- [BRIEF]: Your task is to give the data again, exactly, with every line intact.

- [DATA EXTRACT]:
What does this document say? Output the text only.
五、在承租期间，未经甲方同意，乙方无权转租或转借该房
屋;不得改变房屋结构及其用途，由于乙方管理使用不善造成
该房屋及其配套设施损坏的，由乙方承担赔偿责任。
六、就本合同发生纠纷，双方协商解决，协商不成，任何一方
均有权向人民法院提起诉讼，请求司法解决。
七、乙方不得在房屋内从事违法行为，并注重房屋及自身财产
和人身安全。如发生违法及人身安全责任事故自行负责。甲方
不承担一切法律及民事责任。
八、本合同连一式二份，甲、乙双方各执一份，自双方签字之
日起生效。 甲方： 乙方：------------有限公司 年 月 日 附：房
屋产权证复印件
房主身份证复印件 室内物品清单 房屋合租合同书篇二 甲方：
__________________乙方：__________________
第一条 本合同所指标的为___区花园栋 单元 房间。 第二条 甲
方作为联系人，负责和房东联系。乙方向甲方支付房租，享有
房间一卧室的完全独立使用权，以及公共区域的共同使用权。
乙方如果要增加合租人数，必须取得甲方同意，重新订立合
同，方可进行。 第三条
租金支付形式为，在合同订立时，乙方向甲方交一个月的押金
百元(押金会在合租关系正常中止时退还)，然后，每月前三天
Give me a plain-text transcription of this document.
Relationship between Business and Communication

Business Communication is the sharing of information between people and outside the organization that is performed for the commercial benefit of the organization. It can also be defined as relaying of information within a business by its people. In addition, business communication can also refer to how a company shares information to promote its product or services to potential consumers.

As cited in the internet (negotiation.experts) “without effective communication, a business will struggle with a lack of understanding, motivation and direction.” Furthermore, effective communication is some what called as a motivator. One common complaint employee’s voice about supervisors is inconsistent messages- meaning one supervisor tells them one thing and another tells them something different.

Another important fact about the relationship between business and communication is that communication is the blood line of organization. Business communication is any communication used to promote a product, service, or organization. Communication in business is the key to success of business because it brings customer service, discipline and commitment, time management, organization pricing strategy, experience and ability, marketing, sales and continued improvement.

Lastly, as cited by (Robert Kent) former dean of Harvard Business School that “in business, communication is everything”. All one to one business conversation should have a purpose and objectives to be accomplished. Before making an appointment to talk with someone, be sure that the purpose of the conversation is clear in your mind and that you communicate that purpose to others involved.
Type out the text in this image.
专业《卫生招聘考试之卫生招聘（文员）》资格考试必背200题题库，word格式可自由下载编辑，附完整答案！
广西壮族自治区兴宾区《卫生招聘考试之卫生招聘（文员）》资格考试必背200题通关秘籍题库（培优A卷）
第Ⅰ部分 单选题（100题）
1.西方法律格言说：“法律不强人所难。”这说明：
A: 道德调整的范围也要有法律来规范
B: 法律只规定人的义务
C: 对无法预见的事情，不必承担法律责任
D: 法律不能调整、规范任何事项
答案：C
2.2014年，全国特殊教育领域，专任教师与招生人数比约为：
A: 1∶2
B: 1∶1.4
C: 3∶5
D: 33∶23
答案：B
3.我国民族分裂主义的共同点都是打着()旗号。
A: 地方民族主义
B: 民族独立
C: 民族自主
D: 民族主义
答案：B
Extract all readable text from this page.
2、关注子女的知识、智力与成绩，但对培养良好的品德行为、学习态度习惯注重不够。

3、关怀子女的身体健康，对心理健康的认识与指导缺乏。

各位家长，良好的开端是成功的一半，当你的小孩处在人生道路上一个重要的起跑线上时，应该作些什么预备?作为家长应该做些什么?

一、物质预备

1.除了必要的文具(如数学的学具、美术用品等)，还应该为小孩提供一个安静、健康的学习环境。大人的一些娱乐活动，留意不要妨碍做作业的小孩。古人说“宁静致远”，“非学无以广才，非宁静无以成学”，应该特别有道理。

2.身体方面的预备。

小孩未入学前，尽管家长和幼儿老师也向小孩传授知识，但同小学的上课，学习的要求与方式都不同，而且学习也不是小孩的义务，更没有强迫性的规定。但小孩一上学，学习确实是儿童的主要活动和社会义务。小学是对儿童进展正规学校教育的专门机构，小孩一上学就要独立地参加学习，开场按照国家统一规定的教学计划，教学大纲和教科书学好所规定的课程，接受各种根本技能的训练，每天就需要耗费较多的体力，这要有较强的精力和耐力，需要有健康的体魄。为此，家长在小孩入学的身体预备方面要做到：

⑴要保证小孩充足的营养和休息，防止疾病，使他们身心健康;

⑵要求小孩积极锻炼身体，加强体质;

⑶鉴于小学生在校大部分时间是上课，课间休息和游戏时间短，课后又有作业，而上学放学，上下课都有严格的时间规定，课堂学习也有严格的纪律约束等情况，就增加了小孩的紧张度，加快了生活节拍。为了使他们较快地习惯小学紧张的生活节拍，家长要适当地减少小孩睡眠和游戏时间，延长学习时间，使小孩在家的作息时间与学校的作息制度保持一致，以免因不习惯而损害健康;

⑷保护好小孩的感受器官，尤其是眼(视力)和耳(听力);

- [OUTPUT BELOW]:
What does this document say? Output the text only.
五、在承租期间，未经甲方同意，乙方无权转租或转借该房
屋;不得改变房屋结构及其用途，由于乙方管理使用不善造成
该房屋及其配套设施损坏的，由乙方承担赔偿责任。
六、就本合同发生纠纷，双方协商解决，协商不成，任何一方
均有权向人民法院提起诉讼，请求司法解决。
七、乙方不得在房屋内从事违法行为，并注重房屋及自身财产
和人身安全。如发生违法及人身安全责任事故自行负责。甲方
不承担一切法律及民事责任。
八、本合同连一式二份，甲、乙双方各执一份，自双方签字之
日起生效。 甲方： 乙方：------------有限公司 年 月 日 附：房
屋产权证复印件
房主身份证复印件 室内物品清单 房屋合租合同书篇二 甲方：
__________________乙方：__________________
第一条 本合同所指标的为___区花园栋 单元 房间。 第二条 甲
方作为联系人，负责和房东联系。乙方向甲方支付房租，享有
房间一卧室的完全独立使用权，以及公共区域的共同使用权。
乙方如果要增加合租人数，必须取得甲方同意，重新订立合
同，方可进行。 第三条
租金支付形式为，在合同订立时，乙方向甲方交一个月的押金
百元(押金会在合租关系正常中止时退还)，然后，每月前三天
Give me a plain-text transcription of this document.
Relationship between Business and Communication

Business Communication is the sharing of information between people and outside the organization that is performed for the commercial benefit of the organization. It can also be defined as relaying of information within a business by its people. In addition, business communication can also refer to how a company shares information to promote its product or services to potential consumers.

As cited in the internet (negotiation.experts) “without effective communication, a business will struggle with a lack of understanding, motivation and direction.” Furthermore, effective communication is some what called as a motivator. One common complaint employee’s voice about supervisors is inconsistent messages- meaning one supervisor tells them one thing and another tells them something different.

Another important fact about the relationship between business and communication is that communication is the blood line of organization. Business communication is any communication used to promote a product, service, or organization. Communication in business is the key to success of business because it brings customer service, discipline and commitment, time management, organization pricing strategy, experience and ability, marketing, sales and continued improvement.

Lastly, as cited by (Robert Kent) former dean of Harvard Business School that “in business, communication is everything”. All one to one business conversation should have a purpose and objectives to be accomplished. Before making an appointment to talk with someone, be sure that the purpose of the conversation is clear in your mind and that you communicate that purpose to others involved.
Type out the text in this image.
专业《卫生招聘考试之卫生招聘（文员）》资格考试必背200题题库，word格式可自由下载编辑，附完整答案！
广西壮族自治区兴宾区《卫生招聘考试之卫生招聘（文员）》资格考试必背200题通关秘籍题库（培优A卷）
第Ⅰ部分 单选题（100题）
1.西方法律格言说：“法律不强人所难。”这说明：
A: 道德调整的范围也要有法律来规范
B: 法律只规定人的义务
C: 对无法预见的事情，不必承担法律责任
D: 法律不能调整、规范任何事项
答案：C
2.2014年，全国特殊教育领域，专任教师与招生人数比约为：
A: 1∶2
B: 1∶1.4
C: 3∶5
D: 33∶23
答案：B
3.我国民族分裂主义的共同点都是打着()旗号。
A: 地方民族主义
B: 民族独立
C: 民族自主
D: 民族主义
答案：B
Extract all readable text from this page.
2、关注子女的知识、智力与成绩，但对培养良好的品德行为、学习态度习惯注重不够。

3、关怀子女的身体健康，对心理健康的认识与指导缺乏。

各位家长，良好的开端是成功的一半，当你的小孩处在人生道路上一个重要的起跑线上时，应该作些什么预备?作为家长应该做些什么?

一、物质预备

1.除了必要的文具(如数学的学具、美术用品等)，还应该为小孩提供一个安静、健康的学习环境。大人的一些娱乐活动，留意不要妨碍做作业的小孩。古人说“宁静致远”，“非学无以广才，非宁静无以成学”，应该特别有道理。

2.身体方面的预备。

小孩未入学前，尽管家长和幼儿老师也向小孩传授知识，但同小学的上课，学习的要求与方式都不同，而且学习也不是小孩的义务，更没有强迫性的规定。但小孩一上学，学习确实是儿童的主要活动和社会义务。小学是对儿童进展正规学校教育的专门机构，小孩一上学就要独立地参加学习，开场按照国家统一规定的教学计划，教学大纲和教科书学好所规定的课程，接受各种根本技能的训练，每天就需要耗费较多的体力，这要有较强的精力和耐力，需要有健康的体魄。为此，家长在小孩入学的身体预备方面要做到：

⑴要保证小孩充足的营养和休息，防止疾病，使他们身心健康;

⑵要求小孩积极锻炼身体，加强体质;

⑶鉴于小学生在校大部分时间是上课，课间休息和游戏时间短，课后又有作业，而上学放学，上下课都有严格的时间规定，课堂学习也有严格的纪律约束等情况，就增加了小孩的紧张度，加快了生活节拍。为了使他们较快地习惯小学紧张的生活节拍，家长要适当地减少小孩睡眠和游戏时间，延长学习时间，使小孩在家的作息时间与学校的作息制度保持一致，以免因不习惯而损害健康;

⑷保护好小孩的感受器官，尤其是眼(视力)和耳(听力);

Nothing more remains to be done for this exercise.